» **STATED TASK**
Give back exactly the lines running from the line with "Type out the text in this image." to the end of the entries, and only those lines.

╭─ LISTED RECORDS

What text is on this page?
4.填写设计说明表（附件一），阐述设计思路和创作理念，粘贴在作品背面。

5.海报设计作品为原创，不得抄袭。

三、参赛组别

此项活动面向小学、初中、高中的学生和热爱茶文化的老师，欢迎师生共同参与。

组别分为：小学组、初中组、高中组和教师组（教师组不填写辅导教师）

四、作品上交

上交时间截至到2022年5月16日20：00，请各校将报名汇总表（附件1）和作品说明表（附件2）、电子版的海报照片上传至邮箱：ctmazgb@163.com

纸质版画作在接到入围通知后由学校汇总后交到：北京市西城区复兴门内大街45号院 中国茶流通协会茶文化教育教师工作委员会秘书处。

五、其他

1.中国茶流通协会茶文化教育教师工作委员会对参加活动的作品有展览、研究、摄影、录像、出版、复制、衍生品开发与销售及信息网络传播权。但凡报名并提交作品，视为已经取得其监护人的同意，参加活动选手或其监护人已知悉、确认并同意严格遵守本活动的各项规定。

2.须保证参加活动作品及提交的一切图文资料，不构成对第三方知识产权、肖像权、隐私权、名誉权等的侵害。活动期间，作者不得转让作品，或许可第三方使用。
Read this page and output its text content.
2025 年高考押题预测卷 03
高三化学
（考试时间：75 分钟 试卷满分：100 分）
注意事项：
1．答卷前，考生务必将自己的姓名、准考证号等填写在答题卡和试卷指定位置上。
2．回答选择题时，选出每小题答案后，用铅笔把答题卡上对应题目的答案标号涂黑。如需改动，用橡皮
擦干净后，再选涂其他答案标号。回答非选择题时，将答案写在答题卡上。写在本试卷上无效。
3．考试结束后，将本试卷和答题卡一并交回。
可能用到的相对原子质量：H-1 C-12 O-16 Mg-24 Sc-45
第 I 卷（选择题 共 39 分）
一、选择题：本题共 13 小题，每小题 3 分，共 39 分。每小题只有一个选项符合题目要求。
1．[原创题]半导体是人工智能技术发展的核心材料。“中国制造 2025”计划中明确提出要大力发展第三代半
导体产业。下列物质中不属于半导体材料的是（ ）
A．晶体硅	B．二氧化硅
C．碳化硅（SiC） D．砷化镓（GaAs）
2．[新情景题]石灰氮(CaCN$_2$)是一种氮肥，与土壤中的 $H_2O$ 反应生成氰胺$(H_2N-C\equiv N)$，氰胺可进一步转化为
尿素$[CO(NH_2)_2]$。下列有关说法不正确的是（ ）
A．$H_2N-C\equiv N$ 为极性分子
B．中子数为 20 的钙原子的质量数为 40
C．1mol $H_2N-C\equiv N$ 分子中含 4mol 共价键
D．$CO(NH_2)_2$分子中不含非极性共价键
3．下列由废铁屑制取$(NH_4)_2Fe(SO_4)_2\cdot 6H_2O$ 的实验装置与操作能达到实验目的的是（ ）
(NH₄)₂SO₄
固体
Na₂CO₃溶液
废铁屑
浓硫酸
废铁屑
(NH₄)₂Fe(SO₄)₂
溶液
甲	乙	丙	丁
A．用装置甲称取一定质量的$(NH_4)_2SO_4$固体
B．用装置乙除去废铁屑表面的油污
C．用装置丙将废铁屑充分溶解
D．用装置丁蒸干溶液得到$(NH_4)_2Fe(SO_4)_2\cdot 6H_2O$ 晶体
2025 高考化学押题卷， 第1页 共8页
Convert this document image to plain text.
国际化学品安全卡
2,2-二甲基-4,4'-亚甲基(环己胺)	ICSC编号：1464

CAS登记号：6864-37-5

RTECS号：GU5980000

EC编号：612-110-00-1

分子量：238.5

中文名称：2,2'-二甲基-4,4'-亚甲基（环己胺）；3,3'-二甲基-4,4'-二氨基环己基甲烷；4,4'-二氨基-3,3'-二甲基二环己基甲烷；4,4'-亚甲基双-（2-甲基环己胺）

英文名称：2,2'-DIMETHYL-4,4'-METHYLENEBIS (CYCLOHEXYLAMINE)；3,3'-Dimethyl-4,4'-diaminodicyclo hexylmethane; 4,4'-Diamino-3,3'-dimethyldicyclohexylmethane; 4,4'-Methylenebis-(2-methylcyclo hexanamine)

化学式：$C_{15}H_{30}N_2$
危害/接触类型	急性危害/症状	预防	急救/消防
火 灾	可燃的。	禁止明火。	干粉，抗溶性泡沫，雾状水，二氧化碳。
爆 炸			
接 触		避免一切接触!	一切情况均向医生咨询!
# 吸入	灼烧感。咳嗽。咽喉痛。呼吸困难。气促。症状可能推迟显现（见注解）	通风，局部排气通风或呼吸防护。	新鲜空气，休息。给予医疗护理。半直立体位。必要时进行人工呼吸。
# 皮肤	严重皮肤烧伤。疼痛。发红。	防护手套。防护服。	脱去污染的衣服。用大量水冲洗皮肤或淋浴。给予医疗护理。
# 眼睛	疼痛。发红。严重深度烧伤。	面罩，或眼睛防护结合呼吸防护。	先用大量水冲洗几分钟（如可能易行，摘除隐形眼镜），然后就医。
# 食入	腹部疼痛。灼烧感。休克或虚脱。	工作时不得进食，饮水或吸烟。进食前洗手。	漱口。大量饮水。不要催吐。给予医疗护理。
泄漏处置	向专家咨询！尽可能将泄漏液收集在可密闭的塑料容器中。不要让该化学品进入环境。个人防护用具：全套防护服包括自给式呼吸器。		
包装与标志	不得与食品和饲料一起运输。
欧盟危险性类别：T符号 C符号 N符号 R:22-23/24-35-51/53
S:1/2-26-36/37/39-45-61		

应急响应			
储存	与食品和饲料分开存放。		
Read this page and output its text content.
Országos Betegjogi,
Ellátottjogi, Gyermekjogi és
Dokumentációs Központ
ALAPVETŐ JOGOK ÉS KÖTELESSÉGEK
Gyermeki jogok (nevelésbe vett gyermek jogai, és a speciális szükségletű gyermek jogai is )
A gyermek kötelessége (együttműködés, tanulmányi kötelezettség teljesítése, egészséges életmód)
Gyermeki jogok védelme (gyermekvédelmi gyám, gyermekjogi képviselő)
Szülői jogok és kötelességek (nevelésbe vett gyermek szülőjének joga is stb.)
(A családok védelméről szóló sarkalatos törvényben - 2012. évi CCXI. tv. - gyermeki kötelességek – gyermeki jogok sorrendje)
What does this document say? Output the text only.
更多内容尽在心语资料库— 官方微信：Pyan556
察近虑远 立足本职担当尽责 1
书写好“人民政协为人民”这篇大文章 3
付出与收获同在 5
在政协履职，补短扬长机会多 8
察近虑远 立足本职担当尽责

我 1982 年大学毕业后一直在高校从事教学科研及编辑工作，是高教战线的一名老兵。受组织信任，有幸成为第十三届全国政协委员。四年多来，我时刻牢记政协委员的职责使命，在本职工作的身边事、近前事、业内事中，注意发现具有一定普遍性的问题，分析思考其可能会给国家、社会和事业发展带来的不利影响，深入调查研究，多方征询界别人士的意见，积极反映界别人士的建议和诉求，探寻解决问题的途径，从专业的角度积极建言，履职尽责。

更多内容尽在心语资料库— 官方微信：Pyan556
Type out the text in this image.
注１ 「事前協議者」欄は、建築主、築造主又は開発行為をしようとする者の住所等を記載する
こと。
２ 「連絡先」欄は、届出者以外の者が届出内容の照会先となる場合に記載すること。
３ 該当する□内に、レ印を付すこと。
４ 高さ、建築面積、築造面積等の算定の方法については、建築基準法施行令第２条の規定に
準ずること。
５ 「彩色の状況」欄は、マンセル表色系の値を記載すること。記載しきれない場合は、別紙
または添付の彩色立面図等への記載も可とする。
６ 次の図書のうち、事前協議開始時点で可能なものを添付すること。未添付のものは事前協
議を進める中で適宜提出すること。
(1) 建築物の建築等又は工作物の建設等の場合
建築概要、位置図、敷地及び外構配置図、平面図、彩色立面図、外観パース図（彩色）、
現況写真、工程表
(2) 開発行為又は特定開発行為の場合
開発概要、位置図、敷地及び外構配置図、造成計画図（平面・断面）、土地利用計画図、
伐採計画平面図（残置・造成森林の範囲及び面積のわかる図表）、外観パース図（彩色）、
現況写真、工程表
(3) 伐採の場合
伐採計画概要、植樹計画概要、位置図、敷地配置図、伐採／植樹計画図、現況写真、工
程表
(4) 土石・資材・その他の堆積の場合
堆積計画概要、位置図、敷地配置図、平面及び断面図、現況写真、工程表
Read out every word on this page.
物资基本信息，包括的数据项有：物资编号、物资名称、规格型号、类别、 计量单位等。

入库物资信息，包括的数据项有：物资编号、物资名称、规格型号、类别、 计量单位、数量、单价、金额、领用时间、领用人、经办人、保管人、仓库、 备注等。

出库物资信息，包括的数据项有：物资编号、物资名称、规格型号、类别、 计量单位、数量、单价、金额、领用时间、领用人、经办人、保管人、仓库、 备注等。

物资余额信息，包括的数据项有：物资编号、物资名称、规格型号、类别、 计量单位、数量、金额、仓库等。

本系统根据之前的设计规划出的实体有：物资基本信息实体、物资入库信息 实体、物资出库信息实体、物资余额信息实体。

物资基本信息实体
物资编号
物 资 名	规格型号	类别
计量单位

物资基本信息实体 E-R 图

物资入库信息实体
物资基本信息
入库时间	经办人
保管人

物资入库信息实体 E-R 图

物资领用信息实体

╰─

» **COMPLETED EXERCISE**
Type out the text in this image.
注１ 「事前協議者」欄は、建築主、築造主又は開発行為をしようとする者の住所等を記載する
こと。
２ 「連絡先」欄は、届出者以外の者が届出内容の照会先となる場合に記載すること。
３ 該当する□内に、レ印を付すこと。
４ 高さ、建築面積、築造面積等の算定の方法については、建築基準法施行令第２条の規定に
準ずること。
５ 「彩色の状況」欄は、マンセル表色系の値を記載すること。記載しきれない場合は、別紙
または添付の彩色立面図等への記載も可とする。
６ 次の図書のうち、事前協議開始時点で可能なものを添付すること。未添付のものは事前協
議を進める中で適宜提出すること。
(1) 建築物の建築等又は工作物の建設等の場合
建築概要、位置図、敷地及び外構配置図、平面図、彩色立面図、外観パース図（彩色）、
現況写真、工程表
(2) 開発行為又は特定開発行為の場合
開発概要、位置図、敷地及び外構配置図、造成計画図（平面・断面）、土地利用計画図、
伐採計画平面図（残置・造成森林の範囲及び面積のわかる図表）、外観パース図（彩色）、
現況写真、工程表
(3) 伐採の場合
伐採計画概要、植樹計画概要、位置図、敷地配置図、伐採／植樹計画図、現況写真、工
程表
(4) 土石・資材・その他の堆積の場合
堆積計画概要、位置図、敷地配置図、平面及び断面図、現況写真、工程表
Read out every word on this page.
物资基本信息，包括的数据项有：物资编号、物资名称、规格型号、类别、 计量单位等。

入库物资信息，包括的数据项有：物资编号、物资名称、规格型号、类别、 计量单位、数量、单价、金额、领用时间、领用人、经办人、保管人、仓库、 备注等。

出库物资信息，包括的数据项有：物资编号、物资名称、规格型号、类别、 计量单位、数量、单价、金额、领用时间、领用人、经办人、保管人、仓库、 备注等。

物资余额信息，包括的数据项有：物资编号、物资名称、规格型号、类别、 计量单位、数量、金额、仓库等。

本系统根据之前的设计规划出的实体有：物资基本信息实体、物资入库信息 实体、物资出库信息实体、物资余额信息实体。

物资基本信息实体
物资编号
物 资 名	规格型号	类别
计量单位

物资基本信息实体 E-R 图

物资入库信息实体
物资基本信息
入库时间	经办人
保管人

物资入库信息实体 E-R 图

物资领用信息实体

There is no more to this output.